EXERCISE GOAL: Set down the data below without change, skipping the pictures it holds.

EXTRACTED RECORDS:
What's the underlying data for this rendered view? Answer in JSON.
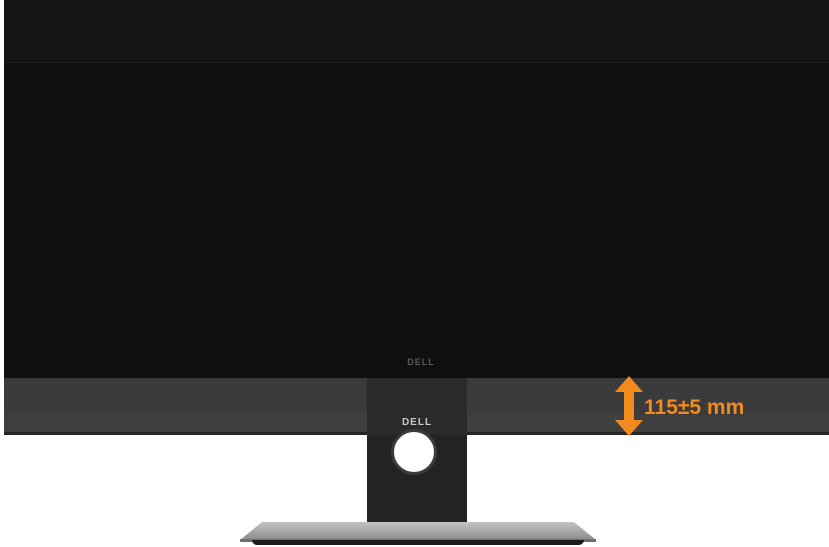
{
  "monitor": {
    "upper_logo": "DELL",
    "stand_logo": "DELL"
  },
  "height_adjustment": {
    "label": "115±5 mm",
    "icon": "up-down-arrow-icon",
    "color": "#f28a1d"
  },
  "colors": {
    "panel": "#0f0f0f",
    "bezel_band": "#404040",
    "stand": "#232323",
    "base": "#9a9a9a"
  }
}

SOLUTION FOR THIS TASK:
What's the underlying data for this rendered view? Answer in JSON.
{
  "monitor": {
    "upper_logo": "DELL",
    "stand_logo": "DELL"
  },
  "height_adjustment": {
    "label": "115±5 mm",
    "icon": "up-down-arrow-icon",
    "color": "#f28a1d"
  },
  "colors": {
    "panel": "#0f0f0f",
    "bezel_band": "#404040",
    "stand": "#232323",
    "base": "#9a9a9a"
  }
}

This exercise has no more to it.